━━ DATA TO PROCESS ━━

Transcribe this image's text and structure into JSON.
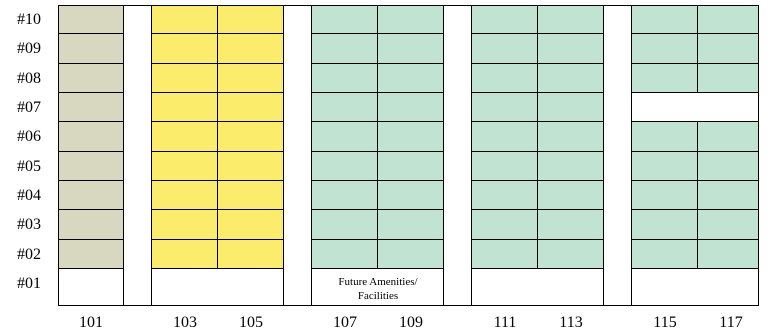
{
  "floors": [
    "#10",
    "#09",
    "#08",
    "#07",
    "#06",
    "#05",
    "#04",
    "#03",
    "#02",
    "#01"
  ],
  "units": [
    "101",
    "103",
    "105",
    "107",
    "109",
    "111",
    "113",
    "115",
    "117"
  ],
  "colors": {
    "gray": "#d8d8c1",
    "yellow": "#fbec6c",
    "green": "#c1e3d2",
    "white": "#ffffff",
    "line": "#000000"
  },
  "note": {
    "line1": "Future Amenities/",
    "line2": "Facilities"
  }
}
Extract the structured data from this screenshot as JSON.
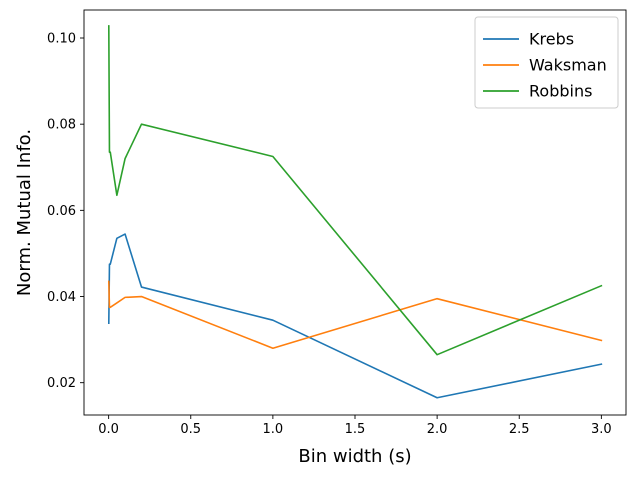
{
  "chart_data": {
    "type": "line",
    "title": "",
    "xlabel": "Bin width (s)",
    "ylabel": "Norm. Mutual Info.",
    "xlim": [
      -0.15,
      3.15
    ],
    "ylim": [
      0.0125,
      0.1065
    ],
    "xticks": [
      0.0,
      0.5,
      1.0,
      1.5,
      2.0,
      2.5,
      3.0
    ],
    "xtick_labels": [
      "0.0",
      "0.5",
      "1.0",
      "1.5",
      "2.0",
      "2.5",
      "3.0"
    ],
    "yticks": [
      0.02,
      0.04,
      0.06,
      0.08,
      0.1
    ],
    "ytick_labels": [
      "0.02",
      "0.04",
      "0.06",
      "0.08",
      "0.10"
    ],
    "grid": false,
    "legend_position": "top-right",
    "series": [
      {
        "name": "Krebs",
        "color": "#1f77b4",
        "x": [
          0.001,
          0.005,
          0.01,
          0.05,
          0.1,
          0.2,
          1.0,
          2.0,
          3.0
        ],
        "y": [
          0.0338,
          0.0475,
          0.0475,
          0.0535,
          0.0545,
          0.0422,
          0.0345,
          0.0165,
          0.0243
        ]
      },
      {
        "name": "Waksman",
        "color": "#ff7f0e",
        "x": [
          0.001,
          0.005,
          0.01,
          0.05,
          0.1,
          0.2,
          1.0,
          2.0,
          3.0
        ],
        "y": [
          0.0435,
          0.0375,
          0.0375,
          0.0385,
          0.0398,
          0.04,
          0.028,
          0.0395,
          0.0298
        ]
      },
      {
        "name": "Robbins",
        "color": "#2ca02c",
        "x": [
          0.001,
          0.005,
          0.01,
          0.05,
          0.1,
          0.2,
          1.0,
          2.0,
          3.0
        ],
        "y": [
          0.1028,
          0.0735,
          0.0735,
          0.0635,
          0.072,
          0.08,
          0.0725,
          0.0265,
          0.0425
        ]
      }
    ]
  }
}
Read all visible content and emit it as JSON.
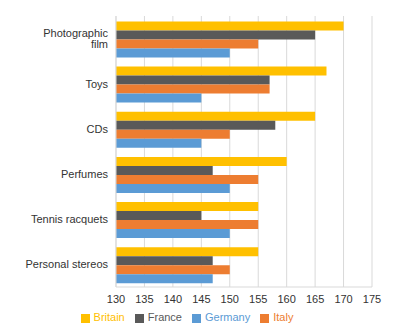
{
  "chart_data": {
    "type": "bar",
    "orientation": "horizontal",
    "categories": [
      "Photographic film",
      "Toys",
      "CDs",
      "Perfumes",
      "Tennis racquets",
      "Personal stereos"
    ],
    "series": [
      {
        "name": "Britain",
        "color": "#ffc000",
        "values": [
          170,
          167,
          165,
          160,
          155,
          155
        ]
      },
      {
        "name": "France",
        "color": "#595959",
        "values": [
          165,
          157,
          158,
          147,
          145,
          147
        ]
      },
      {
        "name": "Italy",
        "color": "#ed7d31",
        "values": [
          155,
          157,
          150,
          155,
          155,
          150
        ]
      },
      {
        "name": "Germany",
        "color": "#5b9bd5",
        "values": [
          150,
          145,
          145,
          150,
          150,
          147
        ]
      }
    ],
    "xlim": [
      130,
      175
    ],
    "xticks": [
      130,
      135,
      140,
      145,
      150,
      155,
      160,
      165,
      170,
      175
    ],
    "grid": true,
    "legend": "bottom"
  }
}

━━━

### THE PROBLEM
Restate the whole of the material word for word without the pictures.

### EXERCISE RESPONSE
Transcribe this image's text and structure into JSON.
{
  "floors": [
    "#10",
    "#09",
    "#08",
    "#07",
    "#06",
    "#05",
    "#04",
    "#03",
    "#02",
    "#01"
  ],
  "units": [
    "101",
    "103",
    "105",
    "107",
    "109",
    "111",
    "113",
    "115",
    "117"
  ],
  "colors": {
    "gray": "#d8d8c1",
    "yellow": "#fbec6c",
    "green": "#c1e3d2",
    "white": "#ffffff",
    "line": "#000000"
  },
  "note": {
    "line1": "Future Amenities/",
    "line2": "Facilities"
  }
}
Extract the structured data from this screenshot as JSON.
{
  "chart_data": {
    "type": "line",
    "title": "",
    "xlabel": "Bin width (s)",
    "ylabel": "Norm. Mutual Info.",
    "xlim": [
      -0.15,
      3.15
    ],
    "ylim": [
      0.0125,
      0.1065
    ],
    "xticks": [
      0.0,
      0.5,
      1.0,
      1.5,
      2.0,
      2.5,
      3.0
    ],
    "xtick_labels": [
      "0.0",
      "0.5",
      "1.0",
      "1.5",
      "2.0",
      "2.5",
      "3.0"
    ],
    "yticks": [
      0.02,
      0.04,
      0.06,
      0.08,
      0.1
    ],
    "ytick_labels": [
      "0.02",
      "0.04",
      "0.06",
      "0.08",
      "0.10"
    ],
    "grid": false,
    "legend_position": "top-right",
    "series": [
      {
        "name": "Krebs",
        "color": "#1f77b4",
        "x": [
          0.001,
          0.005,
          0.01,
          0.05,
          0.1,
          0.2,
          1.0,
          2.0,
          3.0
        ],
        "y": [
          0.0338,
          0.0475,
          0.0475,
          0.0535,
          0.0545,
          0.0422,
          0.0345,
          0.0165,
          0.0243
        ]
      },
      {
        "name": "Waksman",
        "color": "#ff7f0e",
        "x": [
          0.001,
          0.005,
          0.01,
          0.05,
          0.1,
          0.2,
          1.0,
          2.0,
          3.0
        ],
        "y": [
          0.0435,
          0.0375,
          0.0375,
          0.0385,
          0.0398,
          0.04,
          0.028,
          0.0395,
          0.0298
        ]
      },
      {
        "name": "Robbins",
        "color": "#2ca02c",
        "x": [
          0.001,
          0.005,
          0.01,
          0.05,
          0.1,
          0.2,
          1.0,
          2.0,
          3.0
        ],
        "y": [
          0.1028,
          0.0735,
          0.0735,
          0.0635,
          0.072,
          0.08,
          0.0725,
          0.0265,
          0.0425
        ]
      }
    ]
  }
}
Read all visible content and emit it as JSON.
{
  "chart_data": {
    "type": "bar",
    "orientation": "horizontal",
    "categories": [
      "Photographic film",
      "Toys",
      "CDs",
      "Perfumes",
      "Tennis racquets",
      "Personal stereos"
    ],
    "series": [
      {
        "name": "Britain",
        "color": "#ffc000",
        "values": [
          170,
          167,
          165,
          160,
          155,
          155
        ]
      },
      {
        "name": "France",
        "color": "#595959",
        "values": [
          165,
          157,
          158,
          147,
          145,
          147
        ]
      },
      {
        "name": "Italy",
        "color": "#ed7d31",
        "values": [
          155,
          157,
          150,
          155,
          155,
          150
        ]
      },
      {
        "name": "Germany",
        "color": "#5b9bd5",
        "values": [
          150,
          145,
          145,
          150,
          150,
          147
        ]
      }
    ],
    "xlim": [
      130,
      175
    ],
    "xticks": [
      130,
      135,
      140,
      145,
      150,
      155,
      160,
      165,
      170,
      175
    ],
    "grid": true,
    "legend": "bottom"
  }
}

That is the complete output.